= What the task asks =
Copy out all lines where "IssueType" appears.

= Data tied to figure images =
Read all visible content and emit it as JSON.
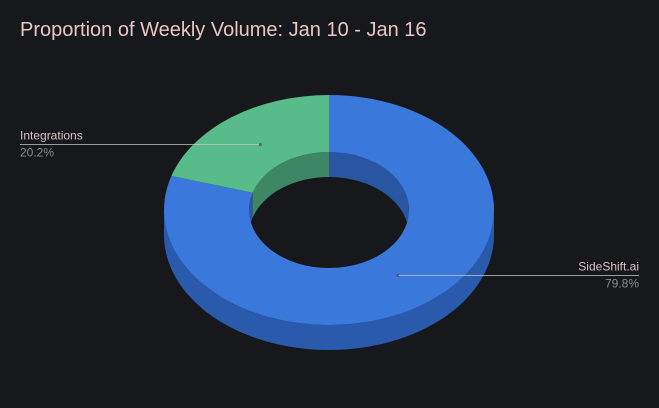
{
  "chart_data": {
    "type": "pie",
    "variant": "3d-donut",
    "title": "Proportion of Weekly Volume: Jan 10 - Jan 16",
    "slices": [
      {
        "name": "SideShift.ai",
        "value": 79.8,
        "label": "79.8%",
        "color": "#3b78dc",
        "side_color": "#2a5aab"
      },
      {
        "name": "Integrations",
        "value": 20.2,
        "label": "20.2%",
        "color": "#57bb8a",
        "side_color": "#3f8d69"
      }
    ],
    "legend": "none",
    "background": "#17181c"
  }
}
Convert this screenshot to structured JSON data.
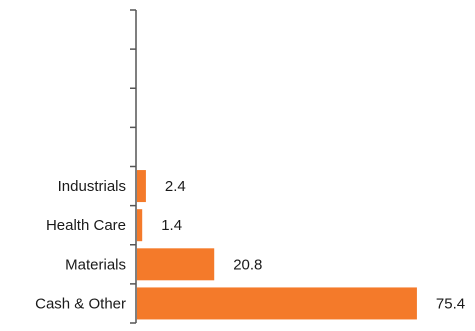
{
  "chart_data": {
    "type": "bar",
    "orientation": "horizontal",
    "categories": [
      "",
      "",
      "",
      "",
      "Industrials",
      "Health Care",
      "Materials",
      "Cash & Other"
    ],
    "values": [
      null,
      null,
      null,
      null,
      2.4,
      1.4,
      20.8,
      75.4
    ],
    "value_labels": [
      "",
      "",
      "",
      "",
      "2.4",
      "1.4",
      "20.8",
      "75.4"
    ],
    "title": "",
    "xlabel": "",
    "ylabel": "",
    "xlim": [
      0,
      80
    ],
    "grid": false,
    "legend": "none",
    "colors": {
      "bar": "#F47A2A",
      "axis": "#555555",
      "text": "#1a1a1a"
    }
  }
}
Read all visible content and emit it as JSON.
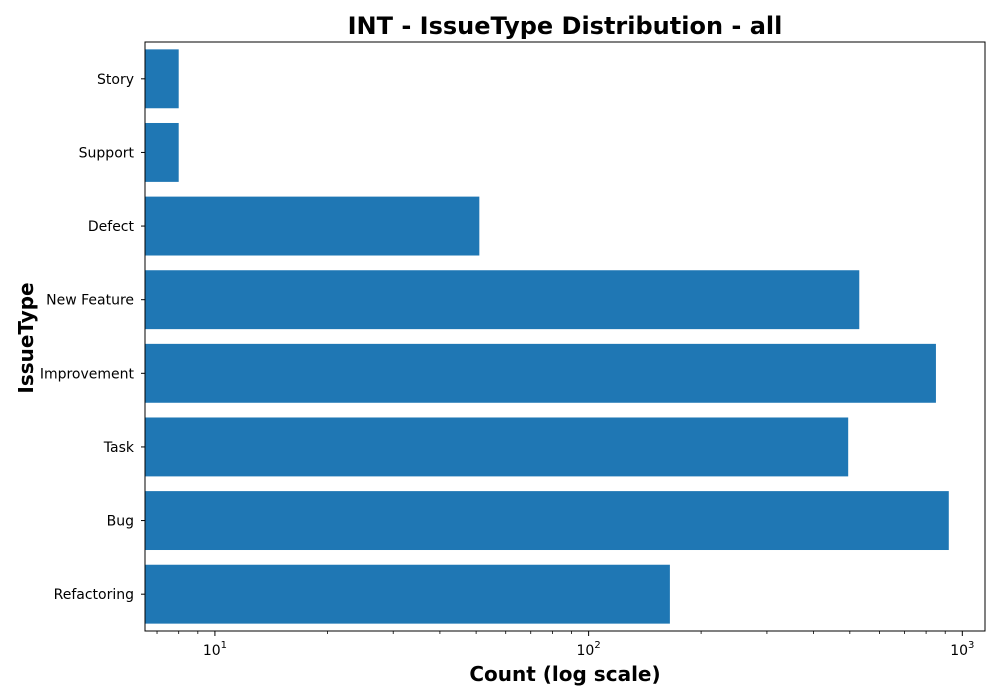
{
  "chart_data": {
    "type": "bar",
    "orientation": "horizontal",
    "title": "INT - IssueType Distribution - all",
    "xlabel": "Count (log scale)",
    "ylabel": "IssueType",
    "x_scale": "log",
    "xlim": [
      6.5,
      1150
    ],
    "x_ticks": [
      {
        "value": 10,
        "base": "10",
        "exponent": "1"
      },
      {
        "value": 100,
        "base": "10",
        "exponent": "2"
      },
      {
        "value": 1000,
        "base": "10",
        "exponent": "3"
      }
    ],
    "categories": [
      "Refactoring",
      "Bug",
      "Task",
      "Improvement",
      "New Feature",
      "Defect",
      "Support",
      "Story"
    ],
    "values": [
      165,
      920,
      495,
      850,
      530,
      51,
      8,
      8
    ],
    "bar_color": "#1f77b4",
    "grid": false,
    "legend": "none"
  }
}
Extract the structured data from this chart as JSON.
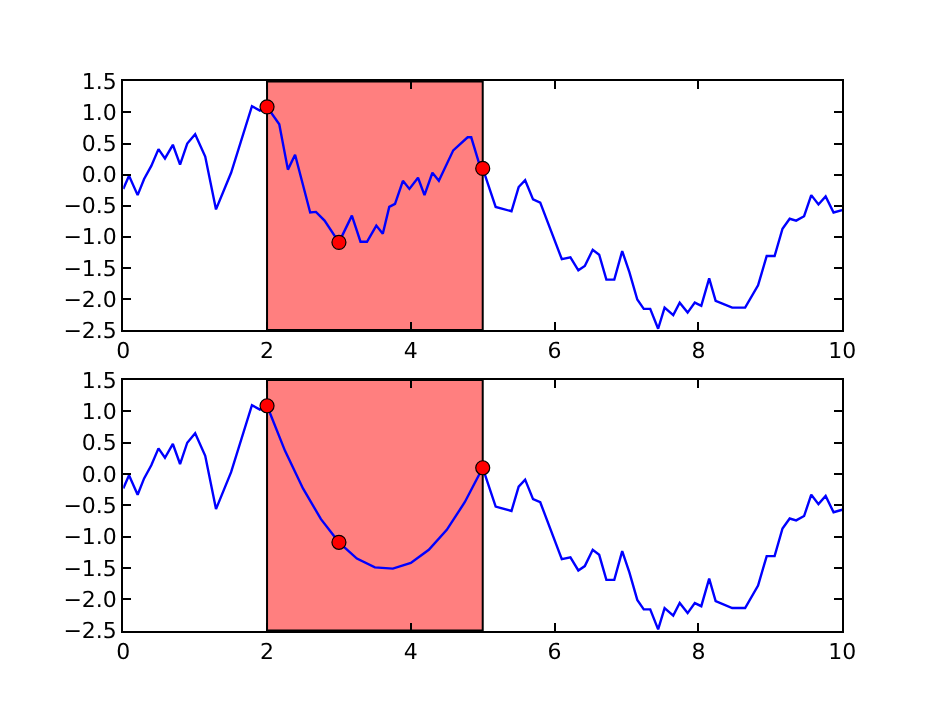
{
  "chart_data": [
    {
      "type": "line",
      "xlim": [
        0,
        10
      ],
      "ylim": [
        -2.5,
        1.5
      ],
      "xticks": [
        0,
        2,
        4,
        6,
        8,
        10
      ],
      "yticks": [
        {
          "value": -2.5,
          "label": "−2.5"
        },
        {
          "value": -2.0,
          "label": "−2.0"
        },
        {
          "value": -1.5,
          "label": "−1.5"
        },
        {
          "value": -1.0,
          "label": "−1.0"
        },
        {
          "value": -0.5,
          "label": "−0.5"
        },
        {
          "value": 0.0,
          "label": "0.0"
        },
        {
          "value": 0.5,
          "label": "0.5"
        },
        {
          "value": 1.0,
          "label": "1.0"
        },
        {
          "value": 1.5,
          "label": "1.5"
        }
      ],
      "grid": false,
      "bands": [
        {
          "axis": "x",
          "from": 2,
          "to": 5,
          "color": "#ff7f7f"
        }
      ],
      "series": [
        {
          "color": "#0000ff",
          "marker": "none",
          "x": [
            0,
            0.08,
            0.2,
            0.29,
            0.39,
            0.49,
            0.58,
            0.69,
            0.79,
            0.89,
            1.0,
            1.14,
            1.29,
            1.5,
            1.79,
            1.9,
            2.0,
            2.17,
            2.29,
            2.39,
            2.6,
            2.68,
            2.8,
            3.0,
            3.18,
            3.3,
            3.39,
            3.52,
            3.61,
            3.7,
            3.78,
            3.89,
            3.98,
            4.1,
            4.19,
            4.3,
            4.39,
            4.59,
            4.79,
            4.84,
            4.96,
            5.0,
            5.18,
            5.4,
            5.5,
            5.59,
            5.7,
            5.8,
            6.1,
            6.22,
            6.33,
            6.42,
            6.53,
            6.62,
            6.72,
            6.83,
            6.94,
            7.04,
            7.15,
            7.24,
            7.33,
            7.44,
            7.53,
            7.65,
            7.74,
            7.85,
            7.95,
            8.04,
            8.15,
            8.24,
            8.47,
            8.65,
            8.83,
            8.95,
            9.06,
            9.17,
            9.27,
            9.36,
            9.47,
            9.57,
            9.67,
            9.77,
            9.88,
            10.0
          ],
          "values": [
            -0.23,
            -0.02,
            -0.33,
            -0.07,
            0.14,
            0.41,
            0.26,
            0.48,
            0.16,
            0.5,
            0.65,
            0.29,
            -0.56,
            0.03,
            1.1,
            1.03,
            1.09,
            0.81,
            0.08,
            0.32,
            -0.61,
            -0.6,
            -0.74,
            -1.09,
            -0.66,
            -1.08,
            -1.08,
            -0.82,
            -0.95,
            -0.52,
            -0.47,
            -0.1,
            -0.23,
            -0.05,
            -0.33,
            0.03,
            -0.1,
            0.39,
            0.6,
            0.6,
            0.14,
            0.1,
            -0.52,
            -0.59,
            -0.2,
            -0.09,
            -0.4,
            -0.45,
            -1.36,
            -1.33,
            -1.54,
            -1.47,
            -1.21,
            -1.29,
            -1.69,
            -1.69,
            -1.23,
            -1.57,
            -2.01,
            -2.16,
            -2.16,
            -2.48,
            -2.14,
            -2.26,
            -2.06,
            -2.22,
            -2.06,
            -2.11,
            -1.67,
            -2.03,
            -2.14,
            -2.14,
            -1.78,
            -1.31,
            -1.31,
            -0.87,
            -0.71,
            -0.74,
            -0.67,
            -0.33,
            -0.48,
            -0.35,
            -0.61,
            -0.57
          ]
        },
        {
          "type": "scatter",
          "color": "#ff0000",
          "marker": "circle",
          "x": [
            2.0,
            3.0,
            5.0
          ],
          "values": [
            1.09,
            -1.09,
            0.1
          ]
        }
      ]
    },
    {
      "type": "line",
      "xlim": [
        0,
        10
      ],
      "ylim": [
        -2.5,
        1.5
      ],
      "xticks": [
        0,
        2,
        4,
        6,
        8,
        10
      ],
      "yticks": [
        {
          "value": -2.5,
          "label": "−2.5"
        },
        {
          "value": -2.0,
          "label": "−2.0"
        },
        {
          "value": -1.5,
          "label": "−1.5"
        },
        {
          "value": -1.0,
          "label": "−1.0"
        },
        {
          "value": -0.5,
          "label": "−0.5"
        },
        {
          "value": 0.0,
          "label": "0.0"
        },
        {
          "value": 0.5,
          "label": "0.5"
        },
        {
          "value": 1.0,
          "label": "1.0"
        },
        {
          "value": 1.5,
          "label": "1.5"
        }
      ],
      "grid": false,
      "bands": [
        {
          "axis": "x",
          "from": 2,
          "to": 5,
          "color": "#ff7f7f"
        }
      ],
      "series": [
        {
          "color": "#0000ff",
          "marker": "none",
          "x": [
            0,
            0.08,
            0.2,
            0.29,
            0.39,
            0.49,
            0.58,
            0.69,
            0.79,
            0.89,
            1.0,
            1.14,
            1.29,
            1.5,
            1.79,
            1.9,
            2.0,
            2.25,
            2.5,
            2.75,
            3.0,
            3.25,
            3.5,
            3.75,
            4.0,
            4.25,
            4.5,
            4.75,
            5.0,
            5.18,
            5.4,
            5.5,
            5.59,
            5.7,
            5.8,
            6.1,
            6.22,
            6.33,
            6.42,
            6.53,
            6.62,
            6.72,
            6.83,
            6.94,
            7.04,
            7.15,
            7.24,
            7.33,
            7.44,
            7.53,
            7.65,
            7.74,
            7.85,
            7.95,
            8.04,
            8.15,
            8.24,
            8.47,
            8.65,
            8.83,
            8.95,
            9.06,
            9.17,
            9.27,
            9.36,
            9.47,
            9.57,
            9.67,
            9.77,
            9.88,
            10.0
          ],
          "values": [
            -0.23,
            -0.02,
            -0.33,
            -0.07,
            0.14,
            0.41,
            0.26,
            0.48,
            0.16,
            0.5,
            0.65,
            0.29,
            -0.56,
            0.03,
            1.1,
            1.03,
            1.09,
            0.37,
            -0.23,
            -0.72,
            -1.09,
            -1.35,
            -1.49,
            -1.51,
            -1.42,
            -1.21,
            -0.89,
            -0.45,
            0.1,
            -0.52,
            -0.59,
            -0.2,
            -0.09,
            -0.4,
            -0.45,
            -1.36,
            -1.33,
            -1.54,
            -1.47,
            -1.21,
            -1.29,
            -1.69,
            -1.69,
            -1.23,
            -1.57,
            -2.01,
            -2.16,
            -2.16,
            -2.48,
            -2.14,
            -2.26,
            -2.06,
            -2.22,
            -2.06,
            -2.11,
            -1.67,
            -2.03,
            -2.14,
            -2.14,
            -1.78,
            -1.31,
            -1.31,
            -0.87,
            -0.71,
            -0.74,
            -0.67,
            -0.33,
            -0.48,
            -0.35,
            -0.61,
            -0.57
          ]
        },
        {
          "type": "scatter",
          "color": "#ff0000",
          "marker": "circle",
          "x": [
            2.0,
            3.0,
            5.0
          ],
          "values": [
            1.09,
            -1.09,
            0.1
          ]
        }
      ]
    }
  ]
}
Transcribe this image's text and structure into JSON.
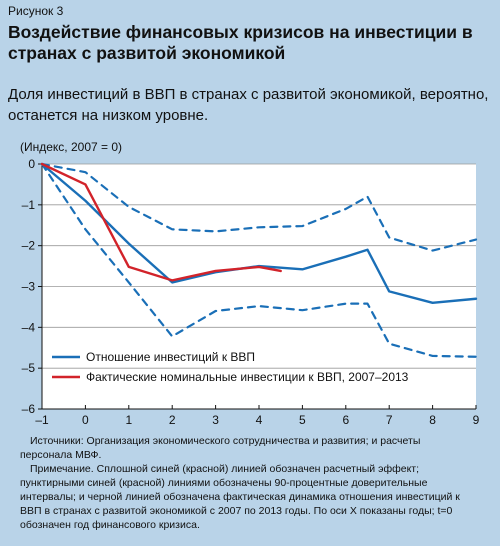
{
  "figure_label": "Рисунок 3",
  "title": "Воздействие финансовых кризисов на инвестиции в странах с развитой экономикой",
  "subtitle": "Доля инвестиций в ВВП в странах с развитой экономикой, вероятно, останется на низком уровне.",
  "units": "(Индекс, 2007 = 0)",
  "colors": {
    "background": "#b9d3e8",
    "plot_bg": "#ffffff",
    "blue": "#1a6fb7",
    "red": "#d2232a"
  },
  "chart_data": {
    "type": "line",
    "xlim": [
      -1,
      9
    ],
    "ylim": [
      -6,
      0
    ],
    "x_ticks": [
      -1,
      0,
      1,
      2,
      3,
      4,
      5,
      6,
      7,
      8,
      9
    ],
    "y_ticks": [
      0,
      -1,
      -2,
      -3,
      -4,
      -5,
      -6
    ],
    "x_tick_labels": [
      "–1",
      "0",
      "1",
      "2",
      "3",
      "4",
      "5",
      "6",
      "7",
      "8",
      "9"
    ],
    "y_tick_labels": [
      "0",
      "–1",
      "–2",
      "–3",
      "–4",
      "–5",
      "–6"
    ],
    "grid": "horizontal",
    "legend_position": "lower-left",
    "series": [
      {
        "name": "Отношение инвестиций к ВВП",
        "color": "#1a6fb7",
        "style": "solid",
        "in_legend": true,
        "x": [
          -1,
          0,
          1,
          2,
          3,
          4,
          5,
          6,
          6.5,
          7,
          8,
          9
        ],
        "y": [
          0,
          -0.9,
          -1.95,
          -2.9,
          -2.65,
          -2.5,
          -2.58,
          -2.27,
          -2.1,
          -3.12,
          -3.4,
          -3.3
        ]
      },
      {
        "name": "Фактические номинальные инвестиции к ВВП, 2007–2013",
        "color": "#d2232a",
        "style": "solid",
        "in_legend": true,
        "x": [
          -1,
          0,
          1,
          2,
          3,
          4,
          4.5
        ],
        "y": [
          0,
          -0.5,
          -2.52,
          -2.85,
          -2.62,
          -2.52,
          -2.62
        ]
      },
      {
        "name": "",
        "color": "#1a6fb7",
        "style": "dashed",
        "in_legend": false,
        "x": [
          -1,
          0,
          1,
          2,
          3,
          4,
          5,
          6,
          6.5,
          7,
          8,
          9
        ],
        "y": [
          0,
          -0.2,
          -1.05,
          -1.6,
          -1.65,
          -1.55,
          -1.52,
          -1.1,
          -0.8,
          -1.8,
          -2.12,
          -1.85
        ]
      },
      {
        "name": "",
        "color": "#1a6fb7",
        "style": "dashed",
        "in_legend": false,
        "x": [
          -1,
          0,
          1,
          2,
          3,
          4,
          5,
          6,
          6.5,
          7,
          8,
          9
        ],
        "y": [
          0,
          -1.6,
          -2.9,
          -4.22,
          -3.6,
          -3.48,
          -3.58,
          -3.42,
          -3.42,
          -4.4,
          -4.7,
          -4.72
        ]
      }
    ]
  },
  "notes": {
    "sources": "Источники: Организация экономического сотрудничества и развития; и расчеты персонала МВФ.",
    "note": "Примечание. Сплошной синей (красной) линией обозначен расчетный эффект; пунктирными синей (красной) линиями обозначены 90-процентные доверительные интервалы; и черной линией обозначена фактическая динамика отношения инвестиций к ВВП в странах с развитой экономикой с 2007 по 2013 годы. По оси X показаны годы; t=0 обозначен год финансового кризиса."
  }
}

= Task answer =
    "title": "INT - IssueType Distribution - all",
    "ylabel": "IssueType",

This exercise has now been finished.